● **WHAT THE EXERCISE ASKS**
Write the listing out again, all of it, word for word.

.....

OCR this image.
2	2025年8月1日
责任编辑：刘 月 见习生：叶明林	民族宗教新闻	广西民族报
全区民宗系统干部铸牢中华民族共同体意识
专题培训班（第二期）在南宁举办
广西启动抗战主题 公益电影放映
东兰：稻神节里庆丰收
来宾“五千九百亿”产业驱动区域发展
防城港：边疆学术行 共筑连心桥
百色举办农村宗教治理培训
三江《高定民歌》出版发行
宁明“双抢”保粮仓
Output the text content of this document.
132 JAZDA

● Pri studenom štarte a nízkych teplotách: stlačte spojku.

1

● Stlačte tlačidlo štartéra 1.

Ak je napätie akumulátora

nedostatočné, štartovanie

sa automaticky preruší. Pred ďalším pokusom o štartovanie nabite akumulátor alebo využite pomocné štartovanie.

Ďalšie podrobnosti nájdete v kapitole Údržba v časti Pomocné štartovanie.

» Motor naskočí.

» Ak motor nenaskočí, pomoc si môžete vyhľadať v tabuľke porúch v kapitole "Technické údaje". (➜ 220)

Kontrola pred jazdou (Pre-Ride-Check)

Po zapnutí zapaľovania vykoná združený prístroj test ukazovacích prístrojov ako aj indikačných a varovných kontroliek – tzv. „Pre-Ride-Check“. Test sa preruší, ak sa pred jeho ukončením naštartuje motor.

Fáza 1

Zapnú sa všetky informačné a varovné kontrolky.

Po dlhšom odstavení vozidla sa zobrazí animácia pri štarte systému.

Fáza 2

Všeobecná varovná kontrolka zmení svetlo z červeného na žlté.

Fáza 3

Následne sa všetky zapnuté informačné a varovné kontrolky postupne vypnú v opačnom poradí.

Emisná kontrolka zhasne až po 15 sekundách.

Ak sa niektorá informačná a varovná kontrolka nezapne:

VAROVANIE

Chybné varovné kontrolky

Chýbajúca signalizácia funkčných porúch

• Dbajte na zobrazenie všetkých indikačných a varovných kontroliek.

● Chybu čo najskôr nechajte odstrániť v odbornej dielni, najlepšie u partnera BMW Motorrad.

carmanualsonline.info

.....

● **OUTPUT FOR THIS TASK**
OCR this image.
2	2025年8月1日
责任编辑：刘 月 见习生：叶明林	民族宗教新闻	广西民族报
全区民宗系统干部铸牢中华民族共同体意识
专题培训班（第二期）在南宁举办
广西启动抗战主题 公益电影放映
东兰：稻神节里庆丰收
来宾“五千九百亿”产业驱动区域发展
防城港：边疆学术行 共筑连心桥
百色举办农村宗教治理培训
三江《高定民歌》出版发行
宁明“双抢”保粮仓
Output the text content of this document.
132 JAZDA

● Pri studenom štarte a nízkych teplotách: stlačte spojku.

1

● Stlačte tlačidlo štartéra 1.

Ak je napätie akumulátora

nedostatočné, štartovanie

sa automaticky preruší. Pred ďalším pokusom o štartovanie nabite akumulátor alebo využite pomocné štartovanie.

Ďalšie podrobnosti nájdete v kapitole Údržba v časti Pomocné štartovanie.

» Motor naskočí.

» Ak motor nenaskočí, pomoc si môžete vyhľadať v tabuľke porúch v kapitole "Technické údaje". (➜ 220)

Kontrola pred jazdou (Pre-Ride-Check)

Po zapnutí zapaľovania vykoná združený prístroj test ukazovacích prístrojov ako aj indikačných a varovných kontroliek – tzv. „Pre-Ride-Check“. Test sa preruší, ak sa pred jeho ukončením naštartuje motor.

Fáza 1

Zapnú sa všetky informačné a varovné kontrolky.

Po dlhšom odstavení vozidla sa zobrazí animácia pri štarte systému.

Fáza 2

Všeobecná varovná kontrolka zmení svetlo z červeného na žlté.

Fáza 3

Následne sa všetky zapnuté informačné a varovné kontrolky postupne vypnú v opačnom poradí.

Emisná kontrolka zhasne až po 15 sekundách.

Ak sa niektorá informačná a varovná kontrolka nezapne:

VAROVANIE

Chybné varovné kontrolky

Chýbajúca signalizácia funkčných porúch

• Dbajte na zobrazenie všetkých indikačných a varovných kontroliek.

● Chybu čo najskôr nechajte odstrániť v odbornej dielni, najlepšie u partnera BMW Motorrad.

carmanualsonline.info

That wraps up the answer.